## [Supplied entries]
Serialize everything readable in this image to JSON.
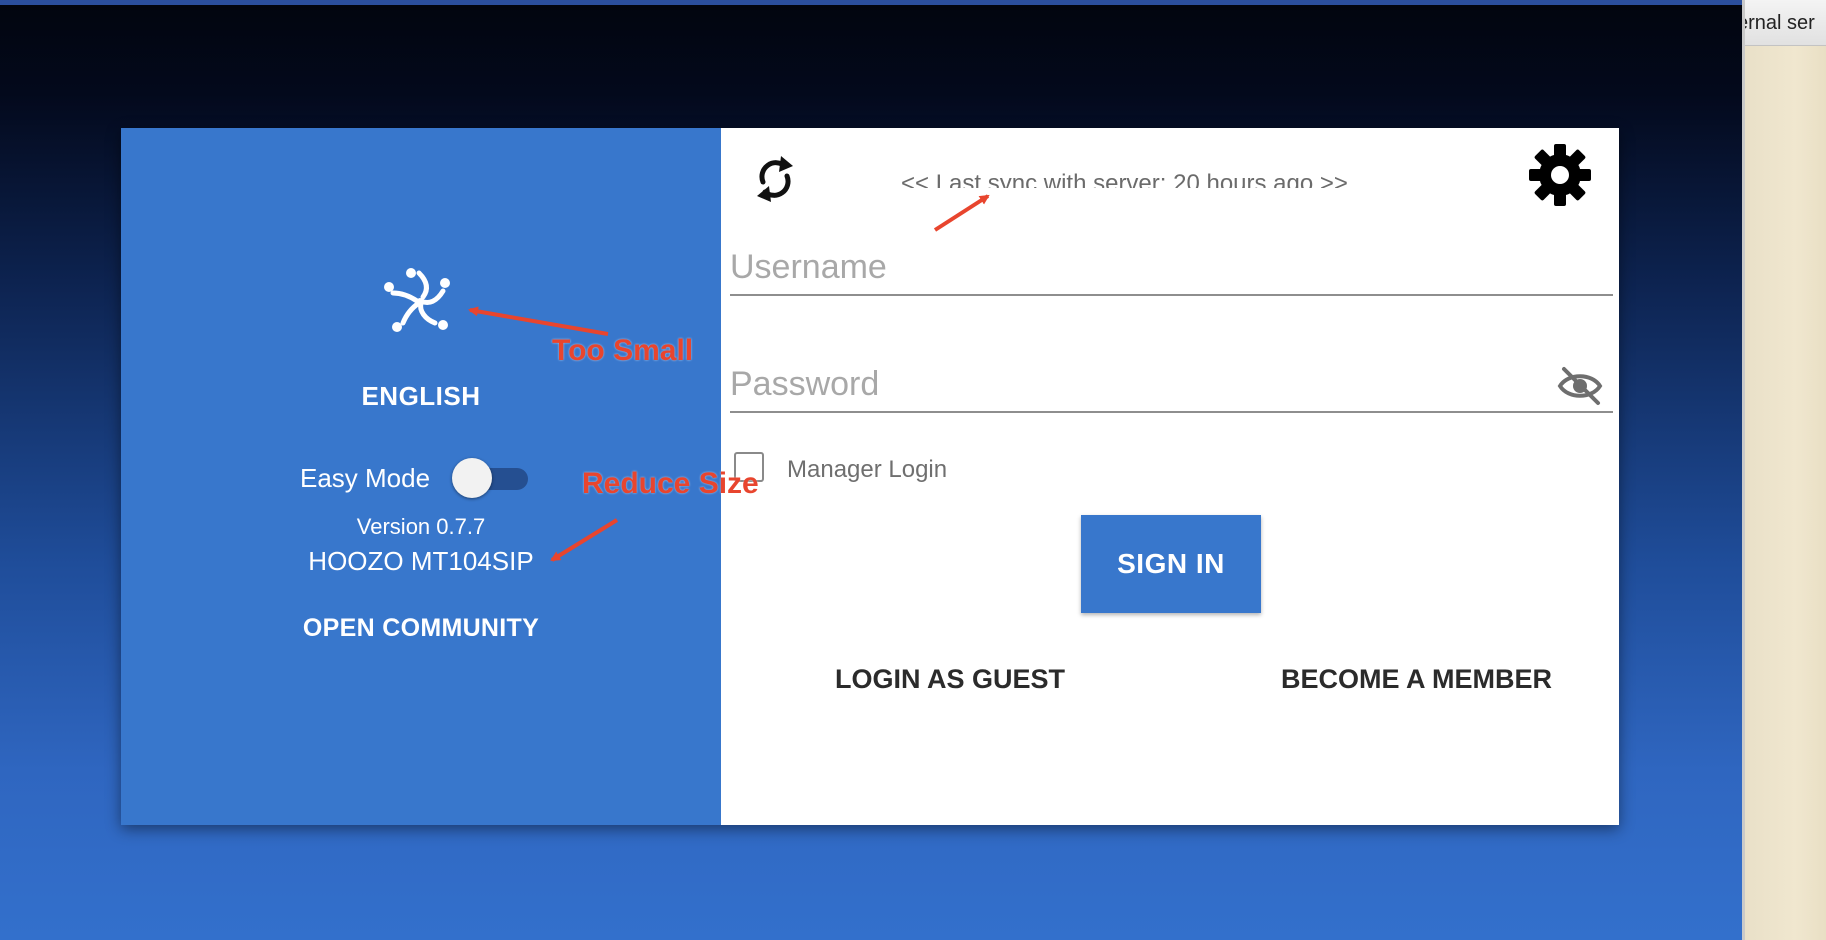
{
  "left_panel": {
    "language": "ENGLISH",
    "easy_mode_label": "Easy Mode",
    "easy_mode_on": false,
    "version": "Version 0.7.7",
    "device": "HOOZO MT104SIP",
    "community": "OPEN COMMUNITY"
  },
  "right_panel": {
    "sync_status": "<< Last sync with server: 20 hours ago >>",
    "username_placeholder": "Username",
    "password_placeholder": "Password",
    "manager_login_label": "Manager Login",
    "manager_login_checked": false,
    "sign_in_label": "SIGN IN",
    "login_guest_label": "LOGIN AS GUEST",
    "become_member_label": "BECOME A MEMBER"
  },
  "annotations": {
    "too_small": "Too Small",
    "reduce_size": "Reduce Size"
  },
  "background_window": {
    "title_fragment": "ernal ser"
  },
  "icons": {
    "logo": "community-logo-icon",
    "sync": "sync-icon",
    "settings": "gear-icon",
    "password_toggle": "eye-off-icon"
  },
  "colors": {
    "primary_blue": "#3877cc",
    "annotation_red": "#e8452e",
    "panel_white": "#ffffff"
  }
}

---

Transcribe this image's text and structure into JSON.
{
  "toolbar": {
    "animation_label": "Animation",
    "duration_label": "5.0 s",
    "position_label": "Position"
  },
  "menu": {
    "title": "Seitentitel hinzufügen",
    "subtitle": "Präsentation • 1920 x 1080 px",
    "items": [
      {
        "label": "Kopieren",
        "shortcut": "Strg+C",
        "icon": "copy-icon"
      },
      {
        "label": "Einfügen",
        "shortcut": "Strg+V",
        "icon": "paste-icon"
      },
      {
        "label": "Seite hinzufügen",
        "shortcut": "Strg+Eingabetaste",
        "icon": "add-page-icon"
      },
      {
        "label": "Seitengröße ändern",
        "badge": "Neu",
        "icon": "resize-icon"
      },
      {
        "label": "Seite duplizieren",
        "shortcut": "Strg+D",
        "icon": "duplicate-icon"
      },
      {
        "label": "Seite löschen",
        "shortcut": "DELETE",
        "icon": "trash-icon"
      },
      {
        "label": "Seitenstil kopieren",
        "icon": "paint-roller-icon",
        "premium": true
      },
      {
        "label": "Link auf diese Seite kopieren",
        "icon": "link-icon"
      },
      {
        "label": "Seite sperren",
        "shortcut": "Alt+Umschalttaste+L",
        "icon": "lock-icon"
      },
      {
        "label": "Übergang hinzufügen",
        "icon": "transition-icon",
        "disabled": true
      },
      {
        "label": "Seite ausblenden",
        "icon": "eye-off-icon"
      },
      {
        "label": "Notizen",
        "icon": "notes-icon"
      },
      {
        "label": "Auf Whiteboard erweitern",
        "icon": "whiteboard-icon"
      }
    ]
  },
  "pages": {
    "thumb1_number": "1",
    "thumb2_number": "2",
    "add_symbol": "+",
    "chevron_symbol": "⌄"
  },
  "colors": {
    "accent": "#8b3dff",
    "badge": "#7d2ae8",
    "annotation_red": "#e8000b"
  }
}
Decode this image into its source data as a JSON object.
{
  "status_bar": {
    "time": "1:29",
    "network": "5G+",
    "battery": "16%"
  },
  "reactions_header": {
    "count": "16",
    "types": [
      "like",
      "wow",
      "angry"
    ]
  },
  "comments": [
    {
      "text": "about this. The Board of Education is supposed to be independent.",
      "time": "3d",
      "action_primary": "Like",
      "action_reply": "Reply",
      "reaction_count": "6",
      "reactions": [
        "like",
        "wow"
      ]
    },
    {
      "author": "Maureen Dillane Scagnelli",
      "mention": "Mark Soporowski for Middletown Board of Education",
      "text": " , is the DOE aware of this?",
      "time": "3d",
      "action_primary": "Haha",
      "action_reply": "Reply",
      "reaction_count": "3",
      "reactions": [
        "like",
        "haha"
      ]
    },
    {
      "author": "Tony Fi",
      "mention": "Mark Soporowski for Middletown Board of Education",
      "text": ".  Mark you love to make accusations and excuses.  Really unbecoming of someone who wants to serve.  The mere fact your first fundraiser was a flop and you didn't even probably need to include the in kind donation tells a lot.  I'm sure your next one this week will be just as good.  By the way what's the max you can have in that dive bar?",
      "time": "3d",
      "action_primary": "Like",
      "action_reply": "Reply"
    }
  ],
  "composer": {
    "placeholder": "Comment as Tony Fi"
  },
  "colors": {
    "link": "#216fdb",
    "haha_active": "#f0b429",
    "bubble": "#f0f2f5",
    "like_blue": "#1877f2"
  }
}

---

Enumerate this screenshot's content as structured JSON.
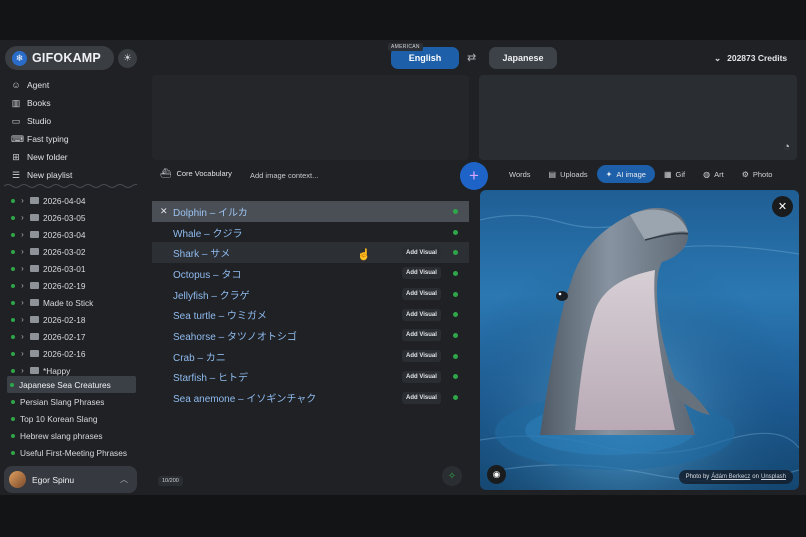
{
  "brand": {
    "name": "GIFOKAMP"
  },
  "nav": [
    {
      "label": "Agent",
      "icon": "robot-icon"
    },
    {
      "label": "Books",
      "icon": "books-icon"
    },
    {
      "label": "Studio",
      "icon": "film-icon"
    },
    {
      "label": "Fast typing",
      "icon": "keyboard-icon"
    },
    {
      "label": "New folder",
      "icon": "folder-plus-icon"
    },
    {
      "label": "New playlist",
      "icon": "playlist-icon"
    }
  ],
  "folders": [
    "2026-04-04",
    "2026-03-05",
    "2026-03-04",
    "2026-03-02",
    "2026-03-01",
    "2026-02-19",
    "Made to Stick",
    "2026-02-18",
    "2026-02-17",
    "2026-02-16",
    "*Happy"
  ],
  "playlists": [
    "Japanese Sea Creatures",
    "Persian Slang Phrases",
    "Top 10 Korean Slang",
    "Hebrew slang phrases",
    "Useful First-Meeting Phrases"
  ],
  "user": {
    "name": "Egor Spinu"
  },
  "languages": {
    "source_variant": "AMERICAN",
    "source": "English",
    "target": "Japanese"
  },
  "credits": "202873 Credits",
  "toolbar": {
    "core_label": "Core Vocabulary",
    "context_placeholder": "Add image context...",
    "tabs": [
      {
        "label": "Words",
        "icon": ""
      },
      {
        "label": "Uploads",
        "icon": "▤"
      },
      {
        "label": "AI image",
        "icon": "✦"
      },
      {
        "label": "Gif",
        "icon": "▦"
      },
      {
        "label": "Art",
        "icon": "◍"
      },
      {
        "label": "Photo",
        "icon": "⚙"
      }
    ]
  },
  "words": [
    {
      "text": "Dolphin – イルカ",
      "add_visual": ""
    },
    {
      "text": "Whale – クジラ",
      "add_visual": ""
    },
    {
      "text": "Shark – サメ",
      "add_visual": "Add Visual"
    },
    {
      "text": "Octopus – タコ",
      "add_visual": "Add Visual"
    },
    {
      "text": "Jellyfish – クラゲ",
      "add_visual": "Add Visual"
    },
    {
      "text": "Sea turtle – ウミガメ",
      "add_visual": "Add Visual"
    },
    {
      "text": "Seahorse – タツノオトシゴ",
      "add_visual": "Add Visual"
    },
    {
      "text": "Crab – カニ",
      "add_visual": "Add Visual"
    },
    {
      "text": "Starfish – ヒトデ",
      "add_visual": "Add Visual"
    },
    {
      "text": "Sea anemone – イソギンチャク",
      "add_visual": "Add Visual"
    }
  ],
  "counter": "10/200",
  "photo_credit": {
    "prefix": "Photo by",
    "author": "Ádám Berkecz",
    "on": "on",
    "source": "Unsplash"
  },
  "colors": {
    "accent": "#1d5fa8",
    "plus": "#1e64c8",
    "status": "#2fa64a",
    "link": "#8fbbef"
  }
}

## [What is needed]
Scan the records above, count the lines with "Japanese" in them, and give only the number.

## [Result of this task]
2